= Directions =
Would you transcribe the listing that follows, character for character, and omit its images?

[Dataset items]
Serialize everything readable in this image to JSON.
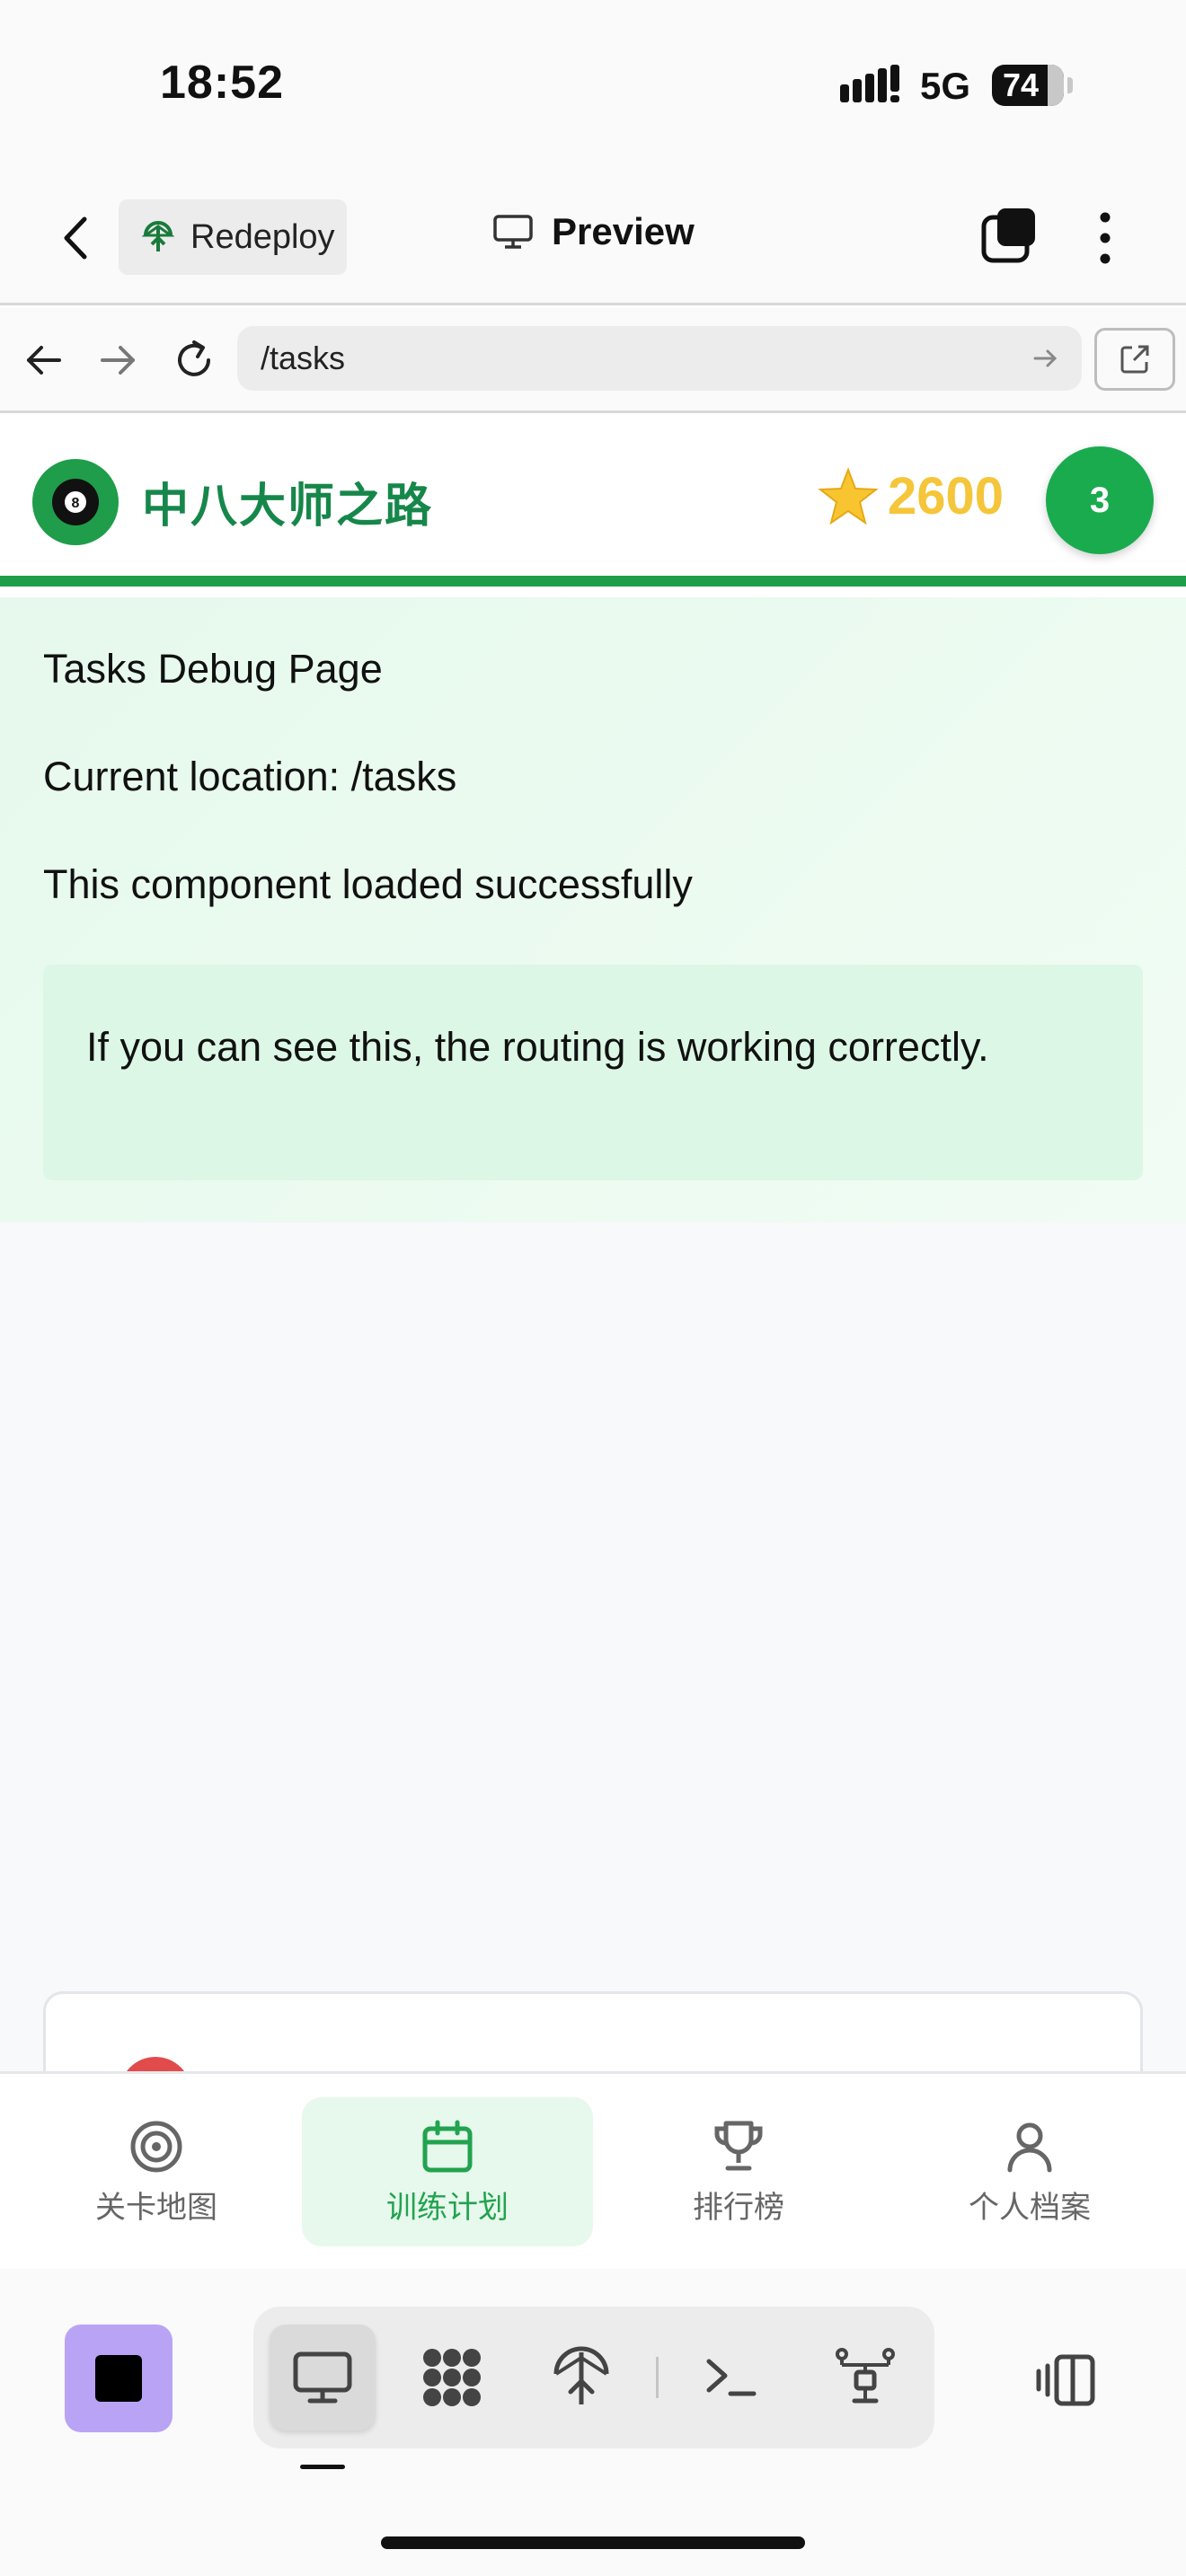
{
  "status_bar": {
    "time": "18:52",
    "network": "5G",
    "battery": "74"
  },
  "topbar": {
    "redeploy_label": "Redeploy",
    "preview_label": "Preview"
  },
  "urlbar": {
    "url": "/tasks"
  },
  "app": {
    "title": "中八大师之路",
    "points": "2600",
    "level": "3"
  },
  "debug": {
    "heading": "Tasks Debug Page",
    "location": "Current location: /tasks",
    "loaded": "This component loaded successfully",
    "note": "If you can see this, the routing is working correctly."
  },
  "bottom_nav": {
    "items": [
      {
        "label": "关卡地图",
        "icon": "target-icon",
        "active": false
      },
      {
        "label": "训练计划",
        "icon": "calendar-icon",
        "active": true
      },
      {
        "label": "排行榜",
        "icon": "trophy-icon",
        "active": false
      },
      {
        "label": "个人档案",
        "icon": "user-icon",
        "active": false
      }
    ]
  },
  "dock": {
    "tools": [
      "preview-icon",
      "apps-icon",
      "deploy-icon",
      "terminal-icon",
      "network-icon"
    ],
    "active_tool": "preview-icon"
  },
  "colors": {
    "brand_green": "#1e9e48",
    "points_gold": "#f5c53a",
    "stop_purple": "#b9a3f5"
  }
}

= Finished answer =
Serialize everything readable in this image to JSON.
{
  "status_bar": {
    "time": "18:52",
    "network": "5G",
    "battery": "74"
  },
  "topbar": {
    "redeploy_label": "Redeploy",
    "preview_label": "Preview"
  },
  "urlbar": {
    "url": "/tasks"
  },
  "app": {
    "title": "中八大师之路",
    "points": "2600",
    "level": "3"
  },
  "debug": {
    "heading": "Tasks Debug Page",
    "location": "Current location: /tasks",
    "loaded": "This component loaded successfully",
    "note": "If you can see this, the routing is working correctly."
  },
  "bottom_nav": {
    "items": [
      {
        "label": "关卡地图",
        "icon": "target-icon",
        "active": false
      },
      {
        "label": "训练计划",
        "icon": "calendar-icon",
        "active": true
      },
      {
        "label": "排行榜",
        "icon": "trophy-icon",
        "active": false
      },
      {
        "label": "个人档案",
        "icon": "user-icon",
        "active": false
      }
    ]
  },
  "dock": {
    "tools": [
      "preview-icon",
      "apps-icon",
      "deploy-icon",
      "terminal-icon",
      "network-icon"
    ],
    "active_tool": "preview-icon"
  },
  "colors": {
    "brand_green": "#1e9e48",
    "points_gold": "#f5c53a",
    "stop_purple": "#b9a3f5"
  }
}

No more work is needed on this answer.